→ **Selection**:
# Puppy Mill



## allan47885 (Apr 28, 2010)

Hi,

My husband and I just came back from a trip to look at a GSD puppy. What appeared on the net to be a reputable breeder turned out to us to look like a puppy mill. We arrived early due to the miles and when we pulled up, the yard was full of trash, there was an old truck sitting there with no wheels and from what I saw of the dog runs out back, they were grown up in weeds and grass with dogloos in the pens. Never saw one of the dogs, after looking at the premises, we decided to leave. I didn't want to fall in love with a puppy and take it to get it out of there. 

Can anyone let me know where I can report places like this to?

Thank you so much,

Still searching for a GSD puppy to join our menagerie.

Gail


----------



## Jessiewessie99 (Mar 6, 2009)

Call your local Animal Control. Go to a shelter, there maybe a GSD for you also some have puppies.


----------



## Emoore (Oct 9, 2002)

From what you've described, they're not violating any laws. Nothing wrong with old project trucks (I have one behind my house), weeds, grass, or dogloos. I agree they're not exactly signs of a quality breeder but they're certainly not against any law. As long as the dogs have food, water, shelter, and sufficient veterinary care there's nothing you can do.


----------



## GermanPrinceHero (Feb 13, 2010)

Agreed. Just because a red neck has a litter of pups to sell, does not mean he is running a puppy mill or is a bad dog owner.


----------



## Castlemaid (Jun 29, 2006)

→ **Data excerpt**:

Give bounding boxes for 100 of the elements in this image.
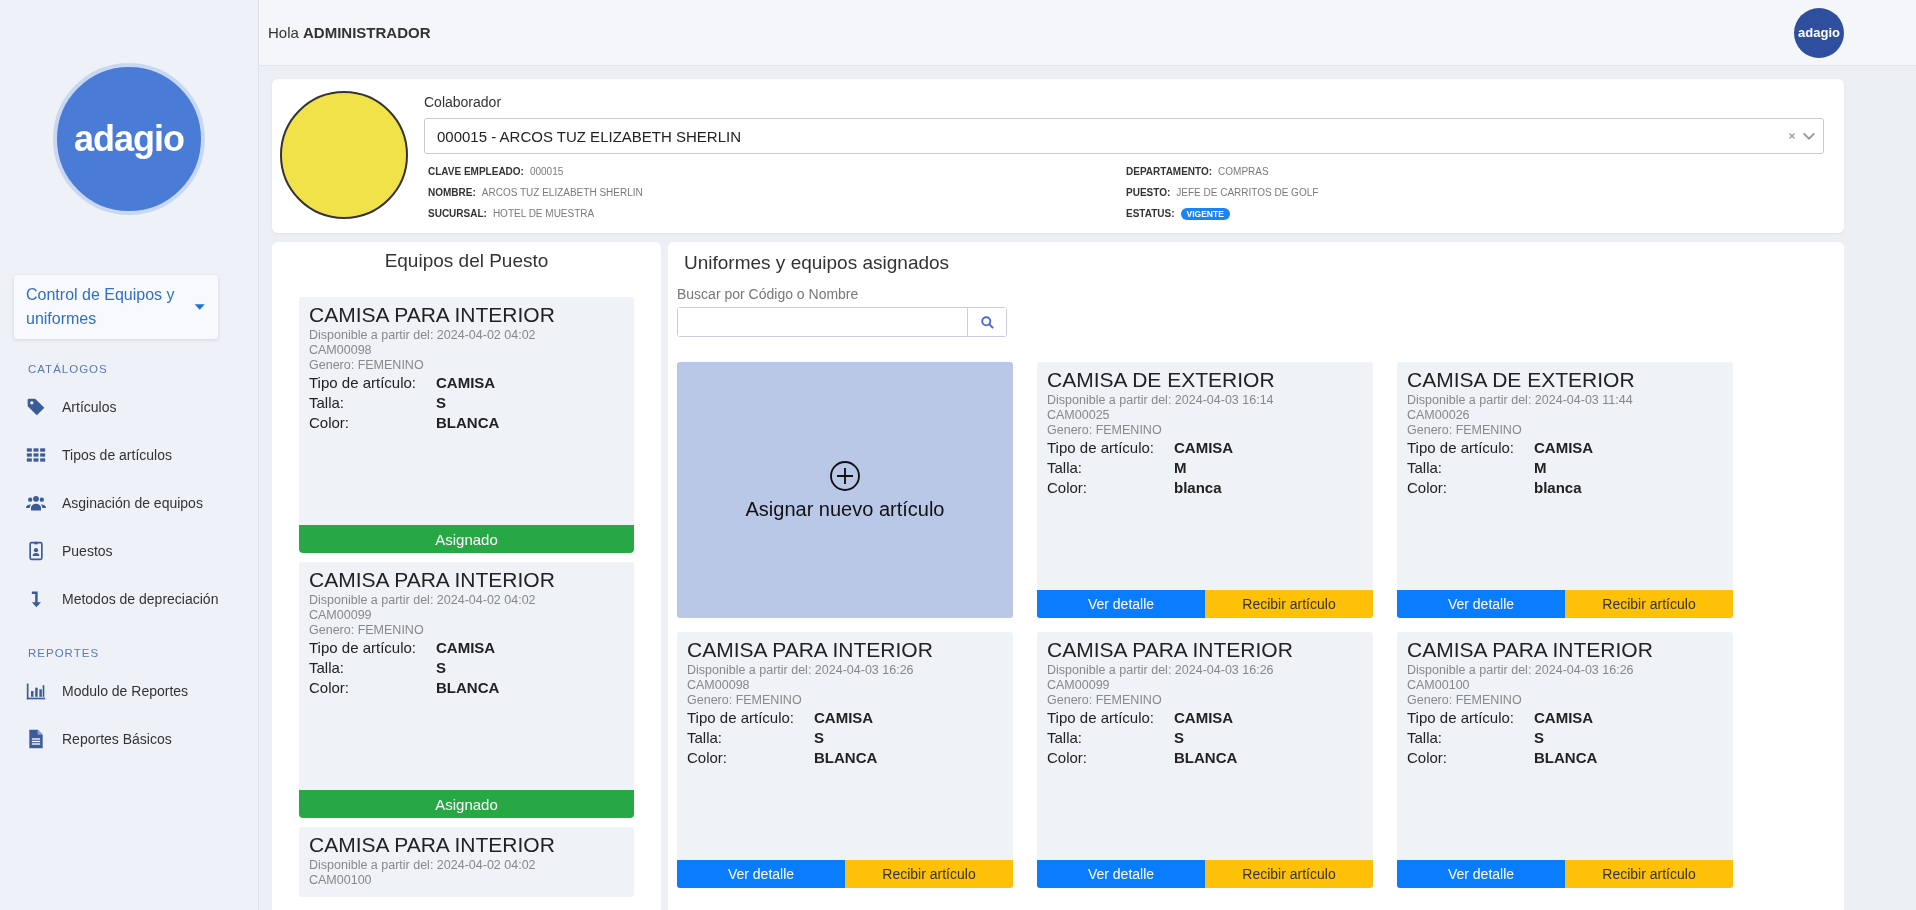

→ **Tasks and exercises**:
[a] Summarize the puppy mill thread in two sentences.
[b] Carry on the puppy mill thread from where it ends.

→ **The responses**:
[a] After finding trash in the yard, an old truck with no wheels, and dog runs overgrown with weeds and grass at a GSD breeder's property, a poster left without seeing any dogs and asked where to report such places. One reply suggested calling local Animal Control and looking at shelters, while others said those conditions break no law and do not by themselves mark a puppy mill, so nothing can be done as long as the dogs have food, water, shelter, and sufficient veterinary care.

[b]
The one thing you can do, and you already did, is NOT support such a breeder and encourage future breedings by buying one of the pups. Unfortunately, anyone can come up with a good looking web-site. Good thing you decided to check out the place first. 

If you want to list your general area, and what you are looking for in a puppy, people can give you reccomendations. You can post web-sites and ask for feedback too. Due to Board Rules negative comments on breeders need to be done via PM, but positive comments can be posted. Usually if people post "I sent you a PM", that is code for you-know-what. 

Also, by commenting on different websites, people can give you general info on what to look for in a reputable breeder, and what to avoid.


----------



## MaggieRoseLee (Aug 17, 2001)

Castlemaid said:


> *The one thing you can do, and you already did, is NOT support such a breeder and encourage future breedings by buying one of the pups. Unfortunately, anyone can come up with a good looking web-site. Good thing you decided to check out the place first.*
> 
> If you want to list your general area, and what you are looking for in a puppy, people can give you reccomendations. You can post web-sites and ask for feedback too. Due to Board Rules negative comments on breeders need to be done via PM, but positive comments can be posted. Usually if people post "I sent you a PM", that is code for you-know-what.
> 
> Also, by commenting on different websites, people can give you general info on what to look for in a reputable breeder, and what to avoid.


:thumbup:


----------



## allan47885 (Apr 28, 2010)

I totally agree that any ******* can have a littler of puppies. However, after we got home I did do some searching on the net and found a report from one of the tv stations in the area regarding this breeder from 2006 saying that the conditions were deplorable, 21 dogs per pen, no food or water, dogs living in their own excrement. No one actually living at the location, just housed the dogs there. However, due to the laws of the state, unless the dogs are actually underfed, not much can be done. I can assure you, I will have nightmares about this. Now I'm going to go pet my dogs.........


----------



## Cassidy's Mom (Mar 30, 2003)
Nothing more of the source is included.